— begin —
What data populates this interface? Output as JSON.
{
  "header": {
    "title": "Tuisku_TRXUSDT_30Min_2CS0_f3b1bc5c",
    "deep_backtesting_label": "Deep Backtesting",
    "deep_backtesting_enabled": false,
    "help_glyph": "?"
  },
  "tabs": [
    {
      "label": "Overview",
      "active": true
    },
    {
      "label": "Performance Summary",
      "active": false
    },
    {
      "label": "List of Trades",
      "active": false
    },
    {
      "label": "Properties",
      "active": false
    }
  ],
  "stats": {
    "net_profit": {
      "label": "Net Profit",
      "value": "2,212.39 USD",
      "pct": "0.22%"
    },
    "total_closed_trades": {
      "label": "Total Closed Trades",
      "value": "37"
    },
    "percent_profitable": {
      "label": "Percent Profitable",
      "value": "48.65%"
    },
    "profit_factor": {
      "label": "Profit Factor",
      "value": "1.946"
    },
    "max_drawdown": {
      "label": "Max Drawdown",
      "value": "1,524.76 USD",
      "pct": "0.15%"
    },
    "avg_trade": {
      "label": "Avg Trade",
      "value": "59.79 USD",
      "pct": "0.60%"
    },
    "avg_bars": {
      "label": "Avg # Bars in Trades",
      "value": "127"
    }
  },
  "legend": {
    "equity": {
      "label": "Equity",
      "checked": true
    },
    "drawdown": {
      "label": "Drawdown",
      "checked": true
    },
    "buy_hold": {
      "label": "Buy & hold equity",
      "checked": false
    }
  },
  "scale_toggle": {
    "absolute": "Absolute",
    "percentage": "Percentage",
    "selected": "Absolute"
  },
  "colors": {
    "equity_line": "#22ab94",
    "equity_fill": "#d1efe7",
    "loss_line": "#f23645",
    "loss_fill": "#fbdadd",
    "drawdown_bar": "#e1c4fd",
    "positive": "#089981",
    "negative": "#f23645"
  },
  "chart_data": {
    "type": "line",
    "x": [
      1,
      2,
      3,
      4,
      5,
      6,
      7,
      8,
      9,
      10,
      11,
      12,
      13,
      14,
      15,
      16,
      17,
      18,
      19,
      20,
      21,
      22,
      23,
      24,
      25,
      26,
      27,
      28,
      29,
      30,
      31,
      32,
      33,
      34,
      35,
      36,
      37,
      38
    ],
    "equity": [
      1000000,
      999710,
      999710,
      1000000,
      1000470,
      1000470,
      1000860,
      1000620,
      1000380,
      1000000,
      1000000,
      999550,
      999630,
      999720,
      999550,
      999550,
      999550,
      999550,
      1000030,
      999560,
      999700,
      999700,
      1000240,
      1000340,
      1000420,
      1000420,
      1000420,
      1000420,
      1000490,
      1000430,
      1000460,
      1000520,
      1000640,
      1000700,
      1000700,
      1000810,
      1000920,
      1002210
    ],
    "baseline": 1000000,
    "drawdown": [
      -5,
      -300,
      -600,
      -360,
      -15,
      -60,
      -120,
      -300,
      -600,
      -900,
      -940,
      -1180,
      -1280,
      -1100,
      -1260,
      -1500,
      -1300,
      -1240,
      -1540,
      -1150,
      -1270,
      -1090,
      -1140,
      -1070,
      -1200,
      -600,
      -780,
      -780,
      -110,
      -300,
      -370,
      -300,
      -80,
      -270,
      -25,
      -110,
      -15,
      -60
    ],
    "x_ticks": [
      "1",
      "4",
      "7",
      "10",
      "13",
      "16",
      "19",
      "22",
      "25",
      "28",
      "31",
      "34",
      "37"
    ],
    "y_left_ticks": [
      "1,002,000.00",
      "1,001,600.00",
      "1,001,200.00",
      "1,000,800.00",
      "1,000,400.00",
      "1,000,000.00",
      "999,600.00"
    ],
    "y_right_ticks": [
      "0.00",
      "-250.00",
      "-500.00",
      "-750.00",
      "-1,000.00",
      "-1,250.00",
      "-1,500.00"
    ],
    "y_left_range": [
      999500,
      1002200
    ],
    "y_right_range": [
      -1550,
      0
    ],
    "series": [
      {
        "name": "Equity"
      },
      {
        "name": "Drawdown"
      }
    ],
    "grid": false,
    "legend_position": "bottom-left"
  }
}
— end —
Write out the full set of records exactly as given.

What data populates this interface? Output as JSON.
{
  "header": {
    "title": "Tuisku_TRXUSDT_30Min_2CS0_f3b1bc5c",
    "deep_backtesting_label": "Deep Backtesting",
    "deep_backtesting_enabled": false,
    "help_glyph": "?"
  },
  "tabs": [
    {
      "label": "Overview",
      "active": true
    },
    {
      "label": "Performance Summary",
      "active": false
    },
    {
      "label": "List of Trades",
      "active": false
    },
    {
      "label": "Properties",
      "active": false
    }
  ],
  "stats": {
    "net_profit": {
      "label": "Net Profit",
      "value": "2,212.39 USD",
      "pct": "0.22%"
    },
    "total_closed_trades": {
      "label": "Total Closed Trades",
      "value": "37"
    },
    "percent_profitable": {
      "label": "Percent Profitable",
      "value": "48.65%"
    },
    "profit_factor": {
      "label": "Profit Factor",
      "value": "1.946"
    },
    "max_drawdown": {
      "label": "Max Drawdown",
      "value": "1,524.76 USD",
      "pct": "0.15%"
    },
    "avg_trade": {
      "label": "Avg Trade",
      "value": "59.79 USD",
      "pct": "0.60%"
    },
    "avg_bars": {
      "label": "Avg # Bars in Trades",
      "value": "127"
    }
  },
  "legend": {
    "equity": {
      "label": "Equity",
      "checked": true
    },
    "drawdown": {
      "label": "Drawdown",
      "checked": true
    },
    "buy_hold": {
      "label": "Buy & hold equity",
      "checked": false
    }
  },
  "scale_toggle": {
    "absolute": "Absolute",
    "percentage": "Percentage",
    "selected": "Absolute"
  },
  "colors": {
    "equity_line": "#22ab94",
    "equity_fill": "#d1efe7",
    "loss_line": "#f23645",
    "loss_fill": "#fbdadd",
    "drawdown_bar": "#e1c4fd",
    "positive": "#089981",
    "negative": "#f23645"
  },
  "chart_data": {
    "type": "line",
    "x": [
      1,
      2,
      3,
      4,
      5,
      6,
      7,
      8,
      9,
      10,
      11,
      12,
      13,
      14,
      15,
      16,
      17,
      18,
      19,
      20,
      21,
      22,
      23,
      24,
      25,
      26,
      27,
      28,
      29,
      30,
      31,
      32,
      33,
      34,
      35,
      36,
      37,
      38
    ],
    "equity": [
      1000000,
      999710,
      999710,
      1000000,
      1000470,
      1000470,
      1000860,
      1000620,
      1000380,
      1000000,
      1000000,
      999550,
      999630,
      999720,
      999550,
      999550,
      999550,
      999550,
      1000030,
      999560,
      999700,
      999700,
      1000240,
      1000340,
      1000420,
      1000420,
      1000420,
      1000420,
      1000490,
      1000430,
      1000460,
      1000520,
      1000640,
      1000700,
      1000700,
      1000810,
      1000920,
      1002210
    ],
    "baseline": 1000000,
    "drawdown": [
      -5,
      -300,
      -600,
      -360,
      -15,
      -60,
      -120,
      -300,
      -600,
      -900,
      -940,
      -1180,
      -1280,
      -1100,
      -1260,
      -1500,
      -1300,
      -1240,
      -1540,
      -1150,
      -1270,
      -1090,
      -1140,
      -1070,
      -1200,
      -600,
      -780,
      -780,
      -110,
      -300,
      -370,
      -300,
      -80,
      -270,
      -25,
      -110,
      -15,
      -60
    ],
    "x_ticks": [
      "1",
      "4",
      "7",
      "10",
      "13",
      "16",
      "19",
      "22",
      "25",
      "28",
      "31",
      "34",
      "37"
    ],
    "y_left_ticks": [
      "1,002,000.00",
      "1,001,600.00",
      "1,001,200.00",
      "1,000,800.00",
      "1,000,400.00",
      "1,000,000.00",
      "999,600.00"
    ],
    "y_right_ticks": [
      "0.00",
      "-250.00",
      "-500.00",
      "-750.00",
      "-1,000.00",
      "-1,250.00",
      "-1,500.00"
    ],
    "y_left_range": [
      999500,
      1002200
    ],
    "y_right_range": [
      -1550,
      0
    ],
    "series": [
      {
        "name": "Equity"
      },
      {
        "name": "Drawdown"
      }
    ],
    "grid": false,
    "legend_position": "bottom-left"
  }
}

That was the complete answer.